### SUPPLIED MATERIAL ###

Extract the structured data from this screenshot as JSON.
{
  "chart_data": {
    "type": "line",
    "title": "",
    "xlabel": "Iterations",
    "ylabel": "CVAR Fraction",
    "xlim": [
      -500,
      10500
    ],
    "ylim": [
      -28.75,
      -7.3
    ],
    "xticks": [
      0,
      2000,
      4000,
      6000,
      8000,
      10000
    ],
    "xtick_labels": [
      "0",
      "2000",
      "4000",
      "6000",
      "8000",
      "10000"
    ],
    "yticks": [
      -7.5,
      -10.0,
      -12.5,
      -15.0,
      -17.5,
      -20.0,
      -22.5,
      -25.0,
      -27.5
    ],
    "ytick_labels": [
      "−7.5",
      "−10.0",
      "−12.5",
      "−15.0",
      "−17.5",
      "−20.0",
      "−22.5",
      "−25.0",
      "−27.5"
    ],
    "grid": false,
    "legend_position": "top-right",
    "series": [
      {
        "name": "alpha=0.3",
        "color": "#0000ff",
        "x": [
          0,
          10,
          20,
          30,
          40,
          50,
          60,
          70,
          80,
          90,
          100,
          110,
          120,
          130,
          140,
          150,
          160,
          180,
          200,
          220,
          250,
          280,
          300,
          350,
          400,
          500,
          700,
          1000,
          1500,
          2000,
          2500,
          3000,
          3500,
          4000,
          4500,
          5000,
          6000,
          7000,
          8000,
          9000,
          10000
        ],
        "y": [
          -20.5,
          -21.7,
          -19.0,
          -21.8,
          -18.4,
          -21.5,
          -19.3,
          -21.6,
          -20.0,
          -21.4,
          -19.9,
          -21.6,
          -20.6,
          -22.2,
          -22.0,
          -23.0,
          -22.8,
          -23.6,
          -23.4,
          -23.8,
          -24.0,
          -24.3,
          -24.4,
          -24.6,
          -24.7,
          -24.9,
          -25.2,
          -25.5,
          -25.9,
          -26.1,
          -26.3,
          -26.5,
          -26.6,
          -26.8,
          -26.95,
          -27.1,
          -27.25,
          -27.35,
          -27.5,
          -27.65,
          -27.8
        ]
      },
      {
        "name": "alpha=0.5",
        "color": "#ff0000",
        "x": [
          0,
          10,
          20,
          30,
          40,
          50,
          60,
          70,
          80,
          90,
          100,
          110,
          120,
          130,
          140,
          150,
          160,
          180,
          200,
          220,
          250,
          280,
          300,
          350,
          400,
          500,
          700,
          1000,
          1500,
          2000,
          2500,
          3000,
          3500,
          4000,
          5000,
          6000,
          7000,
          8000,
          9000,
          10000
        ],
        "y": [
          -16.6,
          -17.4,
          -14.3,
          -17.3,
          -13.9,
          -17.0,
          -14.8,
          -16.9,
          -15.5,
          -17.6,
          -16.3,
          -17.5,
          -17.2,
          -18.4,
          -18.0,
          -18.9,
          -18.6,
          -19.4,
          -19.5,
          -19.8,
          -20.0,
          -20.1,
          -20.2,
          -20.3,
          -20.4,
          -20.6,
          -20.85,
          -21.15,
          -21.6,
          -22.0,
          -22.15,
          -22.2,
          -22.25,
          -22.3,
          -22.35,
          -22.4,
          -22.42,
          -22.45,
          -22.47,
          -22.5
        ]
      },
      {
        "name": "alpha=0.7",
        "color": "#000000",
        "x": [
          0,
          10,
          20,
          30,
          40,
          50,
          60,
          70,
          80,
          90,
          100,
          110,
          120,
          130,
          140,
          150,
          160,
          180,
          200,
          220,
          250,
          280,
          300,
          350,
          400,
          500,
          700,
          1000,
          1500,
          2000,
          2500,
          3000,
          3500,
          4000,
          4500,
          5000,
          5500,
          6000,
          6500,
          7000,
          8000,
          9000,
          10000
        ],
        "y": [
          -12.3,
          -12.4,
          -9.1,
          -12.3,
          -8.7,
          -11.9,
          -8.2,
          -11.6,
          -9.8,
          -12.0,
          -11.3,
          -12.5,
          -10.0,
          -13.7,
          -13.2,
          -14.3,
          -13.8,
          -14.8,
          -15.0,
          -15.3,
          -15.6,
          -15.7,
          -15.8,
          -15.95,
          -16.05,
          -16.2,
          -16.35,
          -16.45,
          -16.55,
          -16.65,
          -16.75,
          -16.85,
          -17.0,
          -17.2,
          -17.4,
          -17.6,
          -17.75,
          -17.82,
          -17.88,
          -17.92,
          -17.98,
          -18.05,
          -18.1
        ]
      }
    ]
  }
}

###

WHAT IS ASKED: Write out the whole listing exactly.

SOLUTION:
Extract the structured data from this screenshot as JSON.
{
  "chart_data": {
    "type": "line",
    "title": "",
    "xlabel": "Iterations",
    "ylabel": "CVAR Fraction",
    "xlim": [
      -500,
      10500
    ],
    "ylim": [
      -28.75,
      -7.3
    ],
    "xticks": [
      0,
      2000,
      4000,
      6000,
      8000,
      10000
    ],
    "xtick_labels": [
      "0",
      "2000",
      "4000",
      "6000",
      "8000",
      "10000"
    ],
    "yticks": [
      -7.5,
      -10.0,
      -12.5,
      -15.0,
      -17.5,
      -20.0,
      -22.5,
      -25.0,
      -27.5
    ],
    "ytick_labels": [
      "−7.5",
      "−10.0",
      "−12.5",
      "−15.0",
      "−17.5",
      "−20.0",
      "−22.5",
      "−25.0",
      "−27.5"
    ],
    "grid": false,
    "legend_position": "top-right",
    "series": [
      {
        "name": "alpha=0.3",
        "color": "#0000ff",
        "x": [
          0,
          10,
          20,
          30,
          40,
          50,
          60,
          70,
          80,
          90,
          100,
          110,
          120,
          130,
          140,
          150,
          160,
          180,
          200,
          220,
          250,
          280,
          300,
          350,
          400,
          500,
          700,
          1000,
          1500,
          2000,
          2500,
          3000,
          3500,
          4000,
          4500,
          5000,
          6000,
          7000,
          8000,
          9000,
          10000
        ],
        "y": [
          -20.5,
          -21.7,
          -19.0,
          -21.8,
          -18.4,
          -21.5,
          -19.3,
          -21.6,
          -20.0,
          -21.4,
          -19.9,
          -21.6,
          -20.6,
          -22.2,
          -22.0,
          -23.0,
          -22.8,
          -23.6,
          -23.4,
          -23.8,
          -24.0,
          -24.3,
          -24.4,
          -24.6,
          -24.7,
          -24.9,
          -25.2,
          -25.5,
          -25.9,
          -26.1,
          -26.3,
          -26.5,
          -26.6,
          -26.8,
          -26.95,
          -27.1,
          -27.25,
          -27.35,
          -27.5,
          -27.65,
          -27.8
        ]
      },
      {
        "name": "alpha=0.5",
        "color": "#ff0000",
        "x": [
          0,
          10,
          20,
          30,
          40,
          50,
          60,
          70,
          80,
          90,
          100,
          110,
          120,
          130,
          140,
          150,
          160,
          180,
          200,
          220,
          250,
          280,
          300,
          350,
          400,
          500,
          700,
          1000,
          1500,
          2000,
          2500,
          3000,
          3500,
          4000,
          5000,
          6000,
          7000,
          8000,
          9000,
          10000
        ],
        "y": [
          -16.6,
          -17.4,
          -14.3,
          -17.3,
          -13.9,
          -17.0,
          -14.8,
          -16.9,
          -15.5,
          -17.6,
          -16.3,
          -17.5,
          -17.2,
          -18.4,
          -18.0,
          -18.9,
          -18.6,
          -19.4,
          -19.5,
          -19.8,
          -20.0,
          -20.1,
          -20.2,
          -20.3,
          -20.4,
          -20.6,
          -20.85,
          -21.15,
          -21.6,
          -22.0,
          -22.15,
          -22.2,
          -22.25,
          -22.3,
          -22.35,
          -22.4,
          -22.42,
          -22.45,
          -22.47,
          -22.5
        ]
      },
      {
        "name": "alpha=0.7",
        "color": "#000000",
        "x": [
          0,
          10,
          20,
          30,
          40,
          50,
          60,
          70,
          80,
          90,
          100,
          110,
          120,
          130,
          140,
          150,
          160,
          180,
          200,
          220,
          250,
          280,
          300,
          350,
          400,
          500,
          700,
          1000,
          1500,
          2000,
          2500,
          3000,
          3500,
          4000,
          4500,
          5000,
          5500,
          6000,
          6500,
          7000,
          8000,
          9000,
          10000
        ],
        "y": [
          -12.3,
          -12.4,
          -9.1,
          -12.3,
          -8.7,
          -11.9,
          -8.2,
          -11.6,
          -9.8,
          -12.0,
          -11.3,
          -12.5,
          -10.0,
          -13.7,
          -13.2,
          -14.3,
          -13.8,
          -14.8,
          -15.0,
          -15.3,
          -15.6,
          -15.7,
          -15.8,
          -15.95,
          -16.05,
          -16.2,
          -16.35,
          -16.45,
          -16.55,
          -16.65,
          -16.75,
          -16.85,
          -17.0,
          -17.2,
          -17.4,
          -17.6,
          -17.75,
          -17.82,
          -17.88,
          -17.92,
          -17.98,
          -18.05,
          -18.1
        ]
      }
    ]
  }
}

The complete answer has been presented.